Records for this exercise:
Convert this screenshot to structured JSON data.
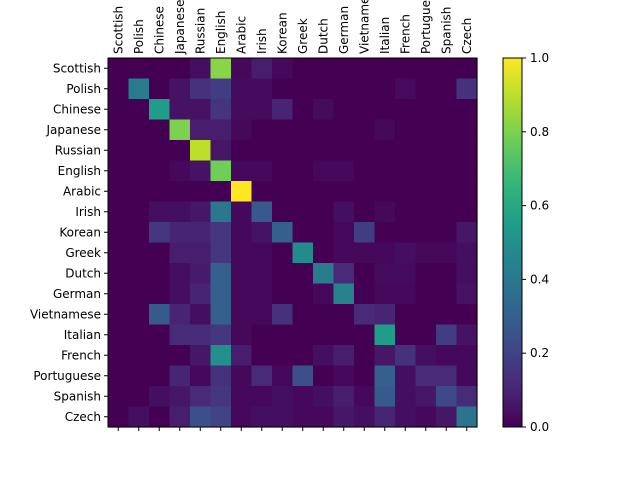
{
  "chart_data": {
    "type": "heatmap",
    "title": "",
    "xlabel": "",
    "ylabel": "",
    "colormap": "viridis",
    "x_categories": [
      "Scottish",
      "Polish",
      "Chinese",
      "Japanese",
      "Russian",
      "English",
      "Arabic",
      "Irish",
      "Korean",
      "Greek",
      "Dutch",
      "German",
      "Vietnamese",
      "Italian",
      "French",
      "Portuguese",
      "Spanish",
      "Czech"
    ],
    "x_tick_labels": [
      "Scottish",
      "Polish",
      "Chinese",
      "Japanese",
      "Russian",
      "English",
      "Arabic",
      "Irish",
      "Korean",
      "Greek",
      "Dutch",
      "German",
      "Vietnamese",
      "Italian",
      "French",
      "Portuguese",
      "Spanish",
      "Czech"
    ],
    "y_categories": [
      "Scottish",
      "Polish",
      "Chinese",
      "Japanese",
      "Russian",
      "English",
      "Arabic",
      "Irish",
      "Korean",
      "Greek",
      "Dutch",
      "German",
      "Vietnamese",
      "Italian",
      "French",
      "Portuguese",
      "Spanish",
      "Czech"
    ],
    "values": [
      [
        0.0,
        0.0,
        0.0,
        0.0,
        0.04,
        0.82,
        0.02,
        0.08,
        0.02,
        0.0,
        0.0,
        0.0,
        0.0,
        0.0,
        0.0,
        0.0,
        0.0,
        0.0
      ],
      [
        0.0,
        0.42,
        0.0,
        0.05,
        0.14,
        0.18,
        0.03,
        0.03,
        0.0,
        0.0,
        0.0,
        0.0,
        0.0,
        0.0,
        0.03,
        0.0,
        0.0,
        0.14
      ],
      [
        0.0,
        0.0,
        0.55,
        0.05,
        0.05,
        0.15,
        0.03,
        0.03,
        0.1,
        0.0,
        0.03,
        0.0,
        0.0,
        0.0,
        0.0,
        0.0,
        0.0,
        0.0
      ],
      [
        0.0,
        0.0,
        0.0,
        0.8,
        0.08,
        0.08,
        0.02,
        0.0,
        0.0,
        0.0,
        0.0,
        0.0,
        0.0,
        0.02,
        0.0,
        0.0,
        0.0,
        0.0
      ],
      [
        0.0,
        0.0,
        0.0,
        0.0,
        0.9,
        0.06,
        0.0,
        0.0,
        0.0,
        0.0,
        0.0,
        0.0,
        0.0,
        0.0,
        0.0,
        0.0,
        0.0,
        0.0
      ],
      [
        0.0,
        0.0,
        0.0,
        0.02,
        0.05,
        0.78,
        0.02,
        0.02,
        0.0,
        0.0,
        0.02,
        0.02,
        0.0,
        0.0,
        0.0,
        0.0,
        0.0,
        0.0
      ],
      [
        0.0,
        0.0,
        0.0,
        0.0,
        0.0,
        0.0,
        1.0,
        0.0,
        0.0,
        0.0,
        0.0,
        0.0,
        0.0,
        0.0,
        0.0,
        0.0,
        0.0,
        0.0
      ],
      [
        0.0,
        0.0,
        0.04,
        0.04,
        0.06,
        0.4,
        0.02,
        0.28,
        0.0,
        0.0,
        0.0,
        0.04,
        0.0,
        0.02,
        0.0,
        0.0,
        0.0,
        0.0
      ],
      [
        0.0,
        0.0,
        0.16,
        0.1,
        0.1,
        0.16,
        0.02,
        0.05,
        0.3,
        0.0,
        0.0,
        0.02,
        0.18,
        0.0,
        0.0,
        0.0,
        0.0,
        0.06
      ],
      [
        0.0,
        0.0,
        0.0,
        0.08,
        0.08,
        0.16,
        0.02,
        0.02,
        0.0,
        0.48,
        0.0,
        0.02,
        0.02,
        0.02,
        0.04,
        0.02,
        0.02,
        0.04
      ],
      [
        0.0,
        0.0,
        0.0,
        0.04,
        0.07,
        0.3,
        0.02,
        0.02,
        0.0,
        0.0,
        0.42,
        0.12,
        0.0,
        0.03,
        0.03,
        0.0,
        0.0,
        0.04
      ],
      [
        0.0,
        0.0,
        0.0,
        0.04,
        0.1,
        0.3,
        0.02,
        0.02,
        0.0,
        0.0,
        0.02,
        0.45,
        0.0,
        0.02,
        0.02,
        0.0,
        0.0,
        0.05
      ],
      [
        0.0,
        0.0,
        0.28,
        0.1,
        0.04,
        0.3,
        0.02,
        0.02,
        0.14,
        0.0,
        0.0,
        0.0,
        0.12,
        0.1,
        0.0,
        0.0,
        0.0,
        0.0
      ],
      [
        0.0,
        0.0,
        0.0,
        0.12,
        0.12,
        0.16,
        0.02,
        0.0,
        0.0,
        0.0,
        0.0,
        0.0,
        0.0,
        0.55,
        0.0,
        0.0,
        0.18,
        0.05
      ],
      [
        0.0,
        0.0,
        0.0,
        0.0,
        0.06,
        0.5,
        0.08,
        0.0,
        0.0,
        0.0,
        0.04,
        0.08,
        0.0,
        0.06,
        0.14,
        0.04,
        0.02,
        0.02
      ],
      [
        0.0,
        0.0,
        0.0,
        0.1,
        0.02,
        0.14,
        0.02,
        0.12,
        0.02,
        0.24,
        0.0,
        0.02,
        0.0,
        0.3,
        0.04,
        0.12,
        0.12,
        0.02
      ],
      [
        0.0,
        0.0,
        0.04,
        0.06,
        0.12,
        0.16,
        0.02,
        0.02,
        0.04,
        0.02,
        0.04,
        0.08,
        0.02,
        0.28,
        0.04,
        0.06,
        0.22,
        0.12
      ],
      [
        0.0,
        0.04,
        0.0,
        0.08,
        0.24,
        0.2,
        0.02,
        0.04,
        0.04,
        0.02,
        0.02,
        0.06,
        0.04,
        0.1,
        0.04,
        0.02,
        0.06,
        0.38
      ]
    ],
    "colorbar": {
      "min": 0.0,
      "max": 1.0,
      "ticks": [
        0.0,
        0.2,
        0.4,
        0.6,
        0.8,
        1.0
      ],
      "tick_labels": [
        "0.0",
        "0.2",
        "0.4",
        "0.6",
        "0.8",
        "1.0"
      ]
    },
    "grid": false,
    "legend": "none"
  }
}
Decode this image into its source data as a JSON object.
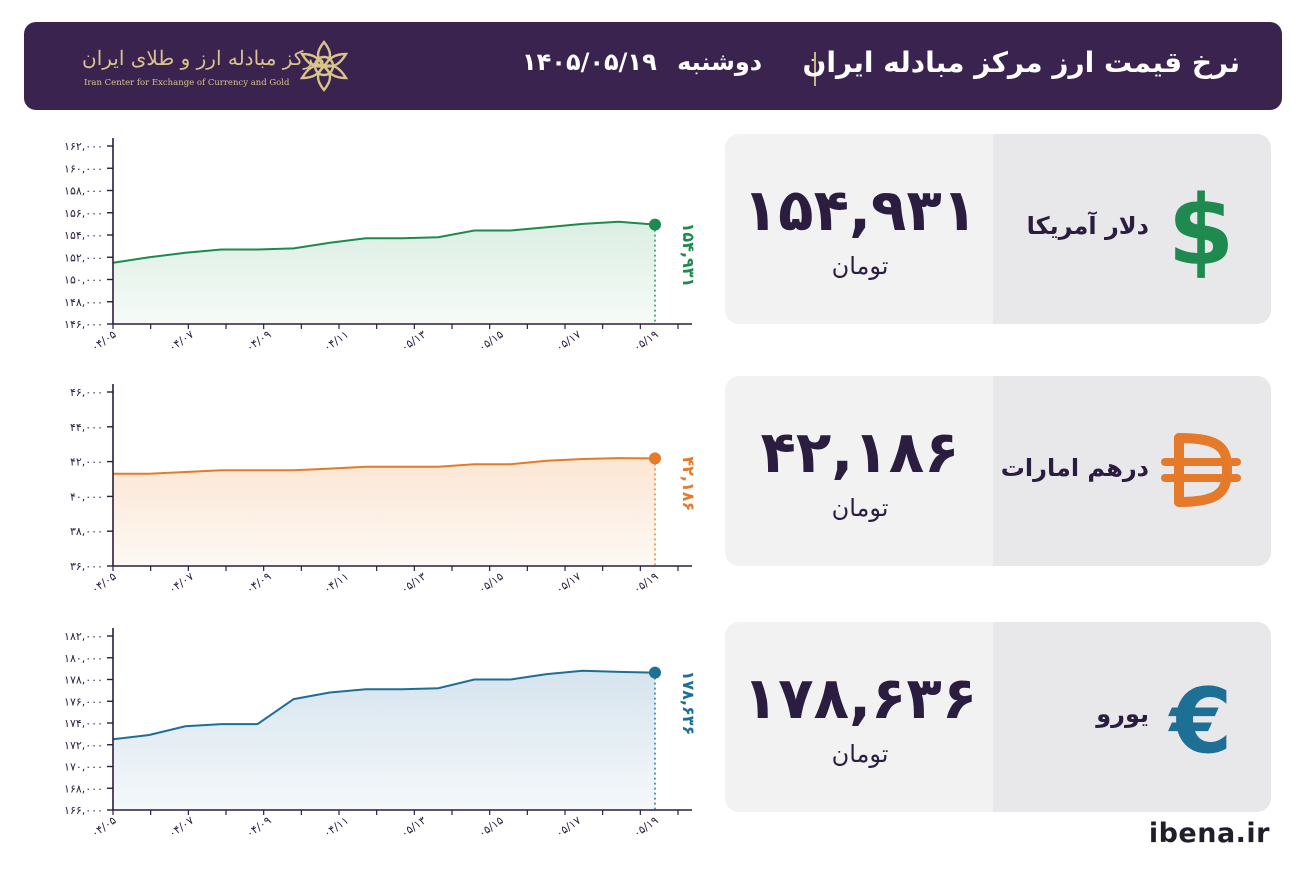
{
  "header": {
    "title": "نرخ قیمت ارز مرکز مبادله ایران",
    "day": "دوشنبه",
    "date": "۱۴۰۵/۰۵/۱۹",
    "logo_fa": "مرکز مبادله ارز و طلای ایران",
    "logo_en": "Iran Center for Exchange of Currency and Gold",
    "logo_icon": "star-knot-icon"
  },
  "currencies": [
    {
      "name": "دلار آمریکا",
      "price": "۱۵۴,۹۳۱",
      "unit": "تومان",
      "icon": "dollar-icon",
      "color": "#1e8a4f"
    },
    {
      "name": "درهم امارات",
      "price": "۴۲,۱۸۶",
      "unit": "تومان",
      "icon": "dirham-icon",
      "color": "#e57a2a"
    },
    {
      "name": "یورو",
      "price": "۱۷۸,۶۳۶",
      "unit": "تومان",
      "icon": "euro-icon",
      "color": "#1e6f95"
    }
  ],
  "chart_data": [
    {
      "type": "area",
      "series_color": "#1e8a4f",
      "fill_color": "#dbeee2",
      "x_ticks": [
        "۰۴/۰۵",
        "۰۴/۰۷",
        "۰۴/۰۹",
        "۰۴/۱۱",
        "۰۵/۱۳",
        "۰۵/۱۵",
        "۰۵/۱۷",
        "۰۵/۱۹"
      ],
      "ylim": [
        146000,
        162000
      ],
      "y_ticks": [
        146000,
        148000,
        150000,
        152000,
        154000,
        156000,
        158000,
        160000,
        162000
      ],
      "y_tick_labels": [
        "۱۴۶,۰۰۰",
        "۱۴۸,۰۰۰",
        "۱۵۰,۰۰۰",
        "۱۵۲,۰۰۰",
        "۱۵۴,۰۰۰",
        "۱۵۶,۰۰۰",
        "۱۵۸,۰۰۰",
        "۱۶۰,۰۰۰",
        "۱۶۲,۰۰۰"
      ],
      "values": [
        151500,
        152000,
        152400,
        152700,
        152700,
        152800,
        153300,
        153700,
        153700,
        153800,
        154400,
        154400,
        154700,
        155000,
        155200,
        154931
      ],
      "last_label": "۱۵۴,۹۳۱"
    },
    {
      "type": "area",
      "series_color": "#e57a2a",
      "fill_color": "#fbe6d3",
      "x_ticks": [
        "۰۴/۰۵",
        "۰۴/۰۷",
        "۰۴/۰۹",
        "۰۴/۱۱",
        "۰۵/۱۳",
        "۰۵/۱۵",
        "۰۵/۱۷",
        "۰۵/۱۹"
      ],
      "ylim": [
        36000,
        46000
      ],
      "y_ticks": [
        36000,
        38000,
        40000,
        42000,
        44000,
        46000
      ],
      "y_tick_labels": [
        "۳۶,۰۰۰",
        "۳۸,۰۰۰",
        "۴۰,۰۰۰",
        "۴۲,۰۰۰",
        "۴۴,۰۰۰",
        "۴۶,۰۰۰"
      ],
      "values": [
        41300,
        41300,
        41400,
        41500,
        41500,
        41500,
        41600,
        41700,
        41700,
        41700,
        41850,
        41850,
        42050,
        42150,
        42200,
        42186
      ],
      "last_label": "۴۲,۱۸۶"
    },
    {
      "type": "area",
      "series_color": "#1e6f95",
      "fill_color": "#d6e4ee",
      "x_ticks": [
        "۰۴/۰۵",
        "۰۴/۰۷",
        "۰۴/۰۹",
        "۰۴/۱۱",
        "۰۵/۱۳",
        "۰۵/۱۵",
        "۰۵/۱۷",
        "۰۵/۱۹"
      ],
      "ylim": [
        166000,
        182000
      ],
      "y_ticks": [
        166000,
        168000,
        170000,
        172000,
        174000,
        176000,
        178000,
        180000,
        182000
      ],
      "y_tick_labels": [
        "۱۶۶,۰۰۰",
        "۱۶۸,۰۰۰",
        "۱۷۰,۰۰۰",
        "۱۷۲,۰۰۰",
        "۱۷۴,۰۰۰",
        "۱۷۶,۰۰۰",
        "۱۷۸,۰۰۰",
        "۱۸۰,۰۰۰",
        "۱۸۲,۰۰۰"
      ],
      "values": [
        172500,
        172900,
        173700,
        173900,
        173900,
        176200,
        176800,
        177100,
        177100,
        177200,
        178000,
        178000,
        178500,
        178800,
        178700,
        178636
      ],
      "last_label": "۱۷۸,۶۳۶"
    }
  ],
  "footer": {
    "site": "ibena.ir"
  }
}
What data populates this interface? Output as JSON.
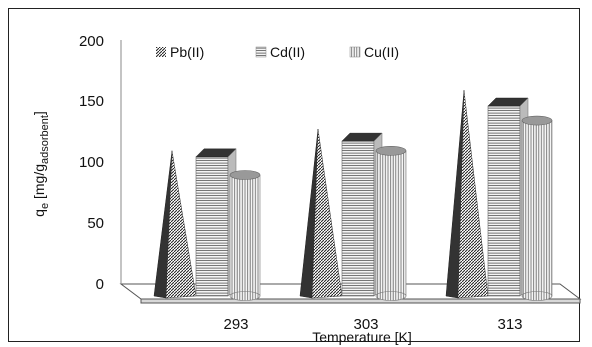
{
  "chart_data": {
    "type": "bar",
    "categories": [
      "293",
      "303",
      "313"
    ],
    "series": [
      {
        "name": "Pb(II)",
        "values": [
          120,
          138,
          170
        ]
      },
      {
        "name": "Cd(II)",
        "values": [
          115,
          128,
          157
        ]
      },
      {
        "name": "Cu(II)",
        "values": [
          100,
          120,
          145
        ]
      }
    ],
    "xlabel": "Temperature [K]",
    "ylabel_main": "q",
    "ylabel_sub_e": "e",
    "ylabel_unit": " [mg/g",
    "ylabel_sub_unit": "adsorbent",
    "ylabel_close": "]",
    "ylim": [
      0,
      200
    ],
    "yticks": [
      "0",
      "50",
      "100",
      "150",
      "200"
    ],
    "legend_position": "top",
    "grid": false
  }
}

Task statement: Write out an exact reproduction of the lines from the line that holds "What data populates" to the bottom of the listing above, both ends included. Exclude pictures.

Exercise answer:
What data populates this interface? Output as JSON.
{
  "chart_data": {
    "type": "bar",
    "categories": [
      "293",
      "303",
      "313"
    ],
    "series": [
      {
        "name": "Pb(II)",
        "values": [
          120,
          138,
          170
        ]
      },
      {
        "name": "Cd(II)",
        "values": [
          115,
          128,
          157
        ]
      },
      {
        "name": "Cu(II)",
        "values": [
          100,
          120,
          145
        ]
      }
    ],
    "xlabel": "Temperature [K]",
    "ylabel_main": "q",
    "ylabel_sub_e": "e",
    "ylabel_unit": " [mg/g",
    "ylabel_sub_unit": "adsorbent",
    "ylabel_close": "]",
    "ylim": [
      0,
      200
    ],
    "yticks": [
      "0",
      "50",
      "100",
      "150",
      "200"
    ],
    "legend_position": "top",
    "grid": false
  }
}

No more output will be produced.